» **EXERCISE BRIEF**
Nothing in the records may be left out or altered; reproduce them all exactly.

» **DATA ROWS**
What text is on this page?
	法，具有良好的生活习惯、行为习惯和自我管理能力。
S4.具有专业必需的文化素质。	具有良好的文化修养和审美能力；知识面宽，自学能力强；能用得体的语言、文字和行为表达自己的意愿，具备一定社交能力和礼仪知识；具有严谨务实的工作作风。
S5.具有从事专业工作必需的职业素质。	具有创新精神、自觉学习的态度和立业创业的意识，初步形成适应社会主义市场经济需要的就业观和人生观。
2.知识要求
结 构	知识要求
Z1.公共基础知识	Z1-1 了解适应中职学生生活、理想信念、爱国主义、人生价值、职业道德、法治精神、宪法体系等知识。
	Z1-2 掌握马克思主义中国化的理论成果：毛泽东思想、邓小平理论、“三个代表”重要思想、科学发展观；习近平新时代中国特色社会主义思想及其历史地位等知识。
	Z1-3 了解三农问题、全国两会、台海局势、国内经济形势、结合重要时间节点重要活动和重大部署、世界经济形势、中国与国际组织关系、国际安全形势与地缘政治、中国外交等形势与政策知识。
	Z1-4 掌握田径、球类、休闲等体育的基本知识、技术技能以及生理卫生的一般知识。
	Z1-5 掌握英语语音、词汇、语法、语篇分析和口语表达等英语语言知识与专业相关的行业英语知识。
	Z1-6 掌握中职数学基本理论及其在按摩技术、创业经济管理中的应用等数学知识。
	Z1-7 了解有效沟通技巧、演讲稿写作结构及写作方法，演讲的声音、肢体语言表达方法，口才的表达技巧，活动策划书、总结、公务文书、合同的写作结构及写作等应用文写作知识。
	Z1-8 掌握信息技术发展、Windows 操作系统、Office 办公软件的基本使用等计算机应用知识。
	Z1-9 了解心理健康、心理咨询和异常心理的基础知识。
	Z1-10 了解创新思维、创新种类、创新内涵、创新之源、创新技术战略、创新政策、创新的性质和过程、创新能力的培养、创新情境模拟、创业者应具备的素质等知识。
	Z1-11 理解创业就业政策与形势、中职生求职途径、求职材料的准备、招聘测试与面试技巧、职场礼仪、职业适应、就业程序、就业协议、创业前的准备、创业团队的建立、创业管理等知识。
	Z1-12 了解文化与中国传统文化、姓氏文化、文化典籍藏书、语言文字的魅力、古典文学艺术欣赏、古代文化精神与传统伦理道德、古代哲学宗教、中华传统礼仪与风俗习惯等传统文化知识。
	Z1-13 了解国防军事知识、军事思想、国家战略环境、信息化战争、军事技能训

» **REPLY**
What text is on this page?
	法，具有良好的生活习惯、行为习惯和自我管理能力。
S4.具有专业必需的文化素质。	具有良好的文化修养和审美能力；知识面宽，自学能力强；能用得体的语言、文字和行为表达自己的意愿，具备一定社交能力和礼仪知识；具有严谨务实的工作作风。
S5.具有从事专业工作必需的职业素质。	具有创新精神、自觉学习的态度和立业创业的意识，初步形成适应社会主义市场经济需要的就业观和人生观。
2.知识要求
结 构	知识要求
Z1.公共基础知识	Z1-1 了解适应中职学生生活、理想信念、爱国主义、人生价值、职业道德、法治精神、宪法体系等知识。
	Z1-2 掌握马克思主义中国化的理论成果：毛泽东思想、邓小平理论、“三个代表”重要思想、科学发展观；习近平新时代中国特色社会主义思想及其历史地位等知识。
	Z1-3 了解三农问题、全国两会、台海局势、国内经济形势、结合重要时间节点重要活动和重大部署、世界经济形势、中国与国际组织关系、国际安全形势与地缘政治、中国外交等形势与政策知识。
	Z1-4 掌握田径、球类、休闲等体育的基本知识、技术技能以及生理卫生的一般知识。
	Z1-5 掌握英语语音、词汇、语法、语篇分析和口语表达等英语语言知识与专业相关的行业英语知识。
	Z1-6 掌握中职数学基本理论及其在按摩技术、创业经济管理中的应用等数学知识。
	Z1-7 了解有效沟通技巧、演讲稿写作结构及写作方法，演讲的声音、肢体语言表达方法，口才的表达技巧，活动策划书、总结、公务文书、合同的写作结构及写作等应用文写作知识。
	Z1-8 掌握信息技术发展、Windows 操作系统、Office 办公软件的基本使用等计算机应用知识。
	Z1-9 了解心理健康、心理咨询和异常心理的基础知识。
	Z1-10 了解创新思维、创新种类、创新内涵、创新之源、创新技术战略、创新政策、创新的性质和过程、创新能力的培养、创新情境模拟、创业者应具备的素质等知识。
	Z1-11 理解创业就业政策与形势、中职生求职途径、求职材料的准备、招聘测试与面试技巧、职场礼仪、职业适应、就业程序、就业协议、创业前的准备、创业团队的建立、创业管理等知识。
	Z1-12 了解文化与中国传统文化、姓氏文化、文化典籍藏书、语言文字的魅力、古典文学艺术欣赏、古代文化精神与传统伦理道德、古代哲学宗教、中华传统礼仪与风俗习惯等传统文化知识。
	Z1-13 了解国防军事知识、军事思想、国家战略环境、信息化战争、军事技能训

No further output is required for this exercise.